All records are to be retyped faithfully and completely.

|---|

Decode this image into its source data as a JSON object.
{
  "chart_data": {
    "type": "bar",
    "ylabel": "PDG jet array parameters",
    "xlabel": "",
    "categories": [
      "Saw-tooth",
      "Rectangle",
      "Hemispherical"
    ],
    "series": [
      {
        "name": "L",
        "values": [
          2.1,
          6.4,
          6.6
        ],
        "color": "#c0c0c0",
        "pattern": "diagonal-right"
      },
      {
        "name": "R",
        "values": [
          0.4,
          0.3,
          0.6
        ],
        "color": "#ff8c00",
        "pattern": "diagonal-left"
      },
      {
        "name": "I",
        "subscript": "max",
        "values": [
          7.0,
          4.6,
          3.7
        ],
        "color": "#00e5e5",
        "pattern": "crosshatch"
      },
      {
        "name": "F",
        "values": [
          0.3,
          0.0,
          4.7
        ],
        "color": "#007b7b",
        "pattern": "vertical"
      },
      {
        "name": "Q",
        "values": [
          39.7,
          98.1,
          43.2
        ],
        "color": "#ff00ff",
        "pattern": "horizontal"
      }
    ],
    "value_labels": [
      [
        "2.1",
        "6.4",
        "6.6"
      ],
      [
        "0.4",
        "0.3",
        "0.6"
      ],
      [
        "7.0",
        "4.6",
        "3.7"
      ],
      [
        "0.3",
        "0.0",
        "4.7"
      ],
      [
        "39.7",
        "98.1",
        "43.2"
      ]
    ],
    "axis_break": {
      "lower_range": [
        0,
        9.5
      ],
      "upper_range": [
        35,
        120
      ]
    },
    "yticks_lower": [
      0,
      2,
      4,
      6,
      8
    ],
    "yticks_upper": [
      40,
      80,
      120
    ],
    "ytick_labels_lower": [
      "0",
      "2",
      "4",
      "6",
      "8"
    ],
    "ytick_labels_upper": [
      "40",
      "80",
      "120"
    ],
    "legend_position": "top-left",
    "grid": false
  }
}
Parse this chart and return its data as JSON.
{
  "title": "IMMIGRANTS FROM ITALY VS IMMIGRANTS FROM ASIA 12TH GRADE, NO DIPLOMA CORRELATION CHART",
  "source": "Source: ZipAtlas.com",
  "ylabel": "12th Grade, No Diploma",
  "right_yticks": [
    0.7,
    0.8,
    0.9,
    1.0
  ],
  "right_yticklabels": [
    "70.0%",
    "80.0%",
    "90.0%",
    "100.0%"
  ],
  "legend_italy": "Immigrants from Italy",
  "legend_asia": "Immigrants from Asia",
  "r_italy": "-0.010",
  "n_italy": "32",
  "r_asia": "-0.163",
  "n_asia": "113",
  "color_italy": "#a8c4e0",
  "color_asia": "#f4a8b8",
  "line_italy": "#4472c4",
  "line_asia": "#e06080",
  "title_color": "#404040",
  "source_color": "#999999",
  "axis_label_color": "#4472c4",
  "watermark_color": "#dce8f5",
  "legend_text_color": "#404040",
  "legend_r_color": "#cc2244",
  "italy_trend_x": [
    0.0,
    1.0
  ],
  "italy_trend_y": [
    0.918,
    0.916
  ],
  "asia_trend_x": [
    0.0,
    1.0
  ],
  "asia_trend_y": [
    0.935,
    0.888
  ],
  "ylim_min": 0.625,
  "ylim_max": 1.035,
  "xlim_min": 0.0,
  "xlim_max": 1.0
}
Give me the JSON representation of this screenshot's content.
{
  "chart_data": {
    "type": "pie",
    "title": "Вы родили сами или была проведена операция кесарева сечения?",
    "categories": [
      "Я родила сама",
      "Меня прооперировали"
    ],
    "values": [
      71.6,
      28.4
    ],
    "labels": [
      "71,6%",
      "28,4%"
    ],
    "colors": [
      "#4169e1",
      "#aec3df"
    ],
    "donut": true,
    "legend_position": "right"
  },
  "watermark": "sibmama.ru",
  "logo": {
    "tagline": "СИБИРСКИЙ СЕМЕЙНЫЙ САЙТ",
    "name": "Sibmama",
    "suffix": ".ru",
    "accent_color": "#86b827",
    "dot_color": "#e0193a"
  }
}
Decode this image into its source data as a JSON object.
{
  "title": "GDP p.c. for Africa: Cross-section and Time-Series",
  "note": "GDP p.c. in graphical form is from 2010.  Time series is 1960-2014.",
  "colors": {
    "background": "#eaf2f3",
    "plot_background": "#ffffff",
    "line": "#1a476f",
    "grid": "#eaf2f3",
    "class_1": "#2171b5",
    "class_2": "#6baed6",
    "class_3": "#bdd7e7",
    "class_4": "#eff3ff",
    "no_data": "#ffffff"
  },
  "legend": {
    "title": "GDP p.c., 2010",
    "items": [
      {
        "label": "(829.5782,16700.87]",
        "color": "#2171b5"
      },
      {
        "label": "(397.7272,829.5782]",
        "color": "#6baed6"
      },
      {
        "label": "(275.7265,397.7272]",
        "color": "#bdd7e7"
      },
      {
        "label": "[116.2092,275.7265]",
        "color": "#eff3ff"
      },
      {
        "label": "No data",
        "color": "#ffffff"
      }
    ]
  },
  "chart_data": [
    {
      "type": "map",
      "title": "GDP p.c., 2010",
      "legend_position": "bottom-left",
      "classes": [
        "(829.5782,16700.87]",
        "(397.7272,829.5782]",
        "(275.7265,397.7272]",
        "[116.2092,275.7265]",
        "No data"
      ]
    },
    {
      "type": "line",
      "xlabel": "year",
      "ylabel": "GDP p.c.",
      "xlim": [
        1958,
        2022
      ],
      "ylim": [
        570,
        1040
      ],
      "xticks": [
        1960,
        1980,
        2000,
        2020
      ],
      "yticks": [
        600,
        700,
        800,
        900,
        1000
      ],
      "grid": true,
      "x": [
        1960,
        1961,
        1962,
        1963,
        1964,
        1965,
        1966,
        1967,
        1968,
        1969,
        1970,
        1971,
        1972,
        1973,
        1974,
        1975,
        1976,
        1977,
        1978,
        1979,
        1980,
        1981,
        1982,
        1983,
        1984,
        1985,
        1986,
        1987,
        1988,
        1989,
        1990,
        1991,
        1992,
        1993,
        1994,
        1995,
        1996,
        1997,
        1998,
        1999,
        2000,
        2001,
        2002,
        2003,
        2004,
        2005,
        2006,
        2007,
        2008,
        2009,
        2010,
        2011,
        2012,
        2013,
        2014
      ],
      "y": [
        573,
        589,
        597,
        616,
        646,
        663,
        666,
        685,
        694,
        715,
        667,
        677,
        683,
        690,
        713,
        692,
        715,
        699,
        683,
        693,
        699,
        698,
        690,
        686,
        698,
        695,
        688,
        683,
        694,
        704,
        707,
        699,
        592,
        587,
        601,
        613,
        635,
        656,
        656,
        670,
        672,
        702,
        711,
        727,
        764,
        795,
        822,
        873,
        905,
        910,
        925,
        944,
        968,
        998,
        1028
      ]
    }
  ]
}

|---|

**Task response**
Decode this image into its source data as a JSON object.
{
  "chart_data": {
    "type": "bar",
    "ylabel": "PDG jet array parameters",
    "xlabel": "",
    "categories": [
      "Saw-tooth",
      "Rectangle",
      "Hemispherical"
    ],
    "series": [
      {
        "name": "L",
        "values": [
          2.1,
          6.4,
          6.6
        ],
        "color": "#c0c0c0",
        "pattern": "diagonal-right"
      },
      {
        "name": "R",
        "values": [
          0.4,
          0.3,
          0.6
        ],
        "color": "#ff8c00",
        "pattern": "diagonal-left"
      },
      {
        "name": "I",
        "subscript": "max",
        "values": [
          7.0,
          4.6,
          3.7
        ],
        "color": "#00e5e5",
        "pattern": "crosshatch"
      },
      {
        "name": "F",
        "values": [
          0.3,
          0.0,
          4.7
        ],
        "color": "#007b7b",
        "pattern": "vertical"
      },
      {
        "name": "Q",
        "values": [
          39.7,
          98.1,
          43.2
        ],
        "color": "#ff00ff",
        "pattern": "horizontal"
      }
    ],
    "value_labels": [
      [
        "2.1",
        "6.4",
        "6.6"
      ],
      [
        "0.4",
        "0.3",
        "0.6"
      ],
      [
        "7.0",
        "4.6",
        "3.7"
      ],
      [
        "0.3",
        "0.0",
        "4.7"
      ],
      [
        "39.7",
        "98.1",
        "43.2"
      ]
    ],
    "axis_break": {
      "lower_range": [
        0,
        9.5
      ],
      "upper_range": [
        35,
        120
      ]
    },
    "yticks_lower": [
      0,
      2,
      4,
      6,
      8
    ],
    "yticks_upper": [
      40,
      80,
      120
    ],
    "ytick_labels_lower": [
      "0",
      "2",
      "4",
      "6",
      "8"
    ],
    "ytick_labels_upper": [
      "40",
      "80",
      "120"
    ],
    "legend_position": "top-left",
    "grid": false
  }
}
Parse this chart and return its data as JSON.
{
  "title": "IMMIGRANTS FROM ITALY VS IMMIGRANTS FROM ASIA 12TH GRADE, NO DIPLOMA CORRELATION CHART",
  "source": "Source: ZipAtlas.com",
  "ylabel": "12th Grade, No Diploma",
  "right_yticks": [
    0.7,
    0.8,
    0.9,
    1.0
  ],
  "right_yticklabels": [
    "70.0%",
    "80.0%",
    "90.0%",
    "100.0%"
  ],
  "legend_italy": "Immigrants from Italy",
  "legend_asia": "Immigrants from Asia",
  "r_italy": "-0.010",
  "n_italy": "32",
  "r_asia": "-0.163",
  "n_asia": "113",
  "color_italy": "#a8c4e0",
  "color_asia": "#f4a8b8",
  "line_italy": "#4472c4",
  "line_asia": "#e06080",
  "title_color": "#404040",
  "source_color": "#999999",
  "axis_label_color": "#4472c4",
  "watermark_color": "#dce8f5",
  "legend_text_color": "#404040",
  "legend_r_color": "#cc2244",
  "italy_trend_x": [
    0.0,
    1.0
  ],
  "italy_trend_y": [
    0.918,
    0.916
  ],
  "asia_trend_x": [
    0.0,
    1.0
  ],
  "asia_trend_y": [
    0.935,
    0.888
  ],
  "ylim_min": 0.625,
  "ylim_max": 1.035,
  "xlim_min": 0.0,
  "xlim_max": 1.0
}
Give me the JSON representation of this screenshot's content.
{
  "chart_data": {
    "type": "pie",
    "title": "Вы родили сами или была проведена операция кесарева сечения?",
    "categories": [
      "Я родила сама",
      "Меня прооперировали"
    ],
    "values": [
      71.6,
      28.4
    ],
    "labels": [
      "71,6%",
      "28,4%"
    ],
    "colors": [
      "#4169e1",
      "#aec3df"
    ],
    "donut": true,
    "legend_position": "right"
  },
  "watermark": "sibmama.ru",
  "logo": {
    "tagline": "СИБИРСКИЙ СЕМЕЙНЫЙ САЙТ",
    "name": "Sibmama",
    "suffix": ".ru",
    "accent_color": "#86b827",
    "dot_color": "#e0193a"
  }
}
Decode this image into its source data as a JSON object.
{
  "title": "GDP p.c. for Africa: Cross-section and Time-Series",
  "note": "GDP p.c. in graphical form is from 2010.  Time series is 1960-2014.",
  "colors": {
    "background": "#eaf2f3",
    "plot_background": "#ffffff",
    "line": "#1a476f",
    "grid": "#eaf2f3",
    "class_1": "#2171b5",
    "class_2": "#6baed6",
    "class_3": "#bdd7e7",
    "class_4": "#eff3ff",
    "no_data": "#ffffff"
  },
  "legend": {
    "title": "GDP p.c., 2010",
    "items": [
      {
        "label": "(829.5782,16700.87]",
        "color": "#2171b5"
      },
      {
        "label": "(397.7272,829.5782]",
        "color": "#6baed6"
      },
      {
        "label": "(275.7265,397.7272]",
        "color": "#bdd7e7"
      },
      {
        "label": "[116.2092,275.7265]",
        "color": "#eff3ff"
      },
      {
        "label": "No data",
        "color": "#ffffff"
      }
    ]
  },
  "chart_data": [
    {
      "type": "map",
      "title": "GDP p.c., 2010",
      "legend_position": "bottom-left",
      "classes": [
        "(829.5782,16700.87]",
        "(397.7272,829.5782]",
        "(275.7265,397.7272]",
        "[116.2092,275.7265]",
        "No data"
      ]
    },
    {
      "type": "line",
      "xlabel": "year",
      "ylabel": "GDP p.c.",
      "xlim": [
        1958,
        2022
      ],
      "ylim": [
        570,
        1040
      ],
      "xticks": [
        1960,
        1980,
        2000,
        2020
      ],
      "yticks": [
        600,
        700,
        800,
        900,
        1000
      ],
      "grid": true,
      "x": [
        1960,
        1961,
        1962,
        1963,
        1964,
        1965,
        1966,
        1967,
        1968,
        1969,
        1970,
        1971,
        1972,
        1973,
        1974,
        1975,
        1976,
        1977,
        1978,
        1979,
        1980,
        1981,
        1982,
        1983,
        1984,
        1985,
        1986,
        1987,
        1988,
        1989,
        1990,
        1991,
        1992,
        1993,
        1994,
        1995,
        1996,
        1997,
        1998,
        1999,
        2000,
        2001,
        2002,
        2003,
        2004,
        2005,
        2006,
        2007,
        2008,
        2009,
        2010,
        2011,
        2012,
        2013,
        2014
      ],
      "y": [
        573,
        589,
        597,
        616,
        646,
        663,
        666,
        685,
        694,
        715,
        667,
        677,
        683,
        690,
        713,
        692,
        715,
        699,
        683,
        693,
        699,
        698,
        690,
        686,
        698,
        695,
        688,
        683,
        694,
        704,
        707,
        699,
        592,
        587,
        601,
        613,
        635,
        656,
        656,
        670,
        672,
        702,
        711,
        727,
        764,
        795,
        822,
        873,
        905,
        910,
        925,
        944,
        968,
        998,
        1028
      ]
    }
  ]
}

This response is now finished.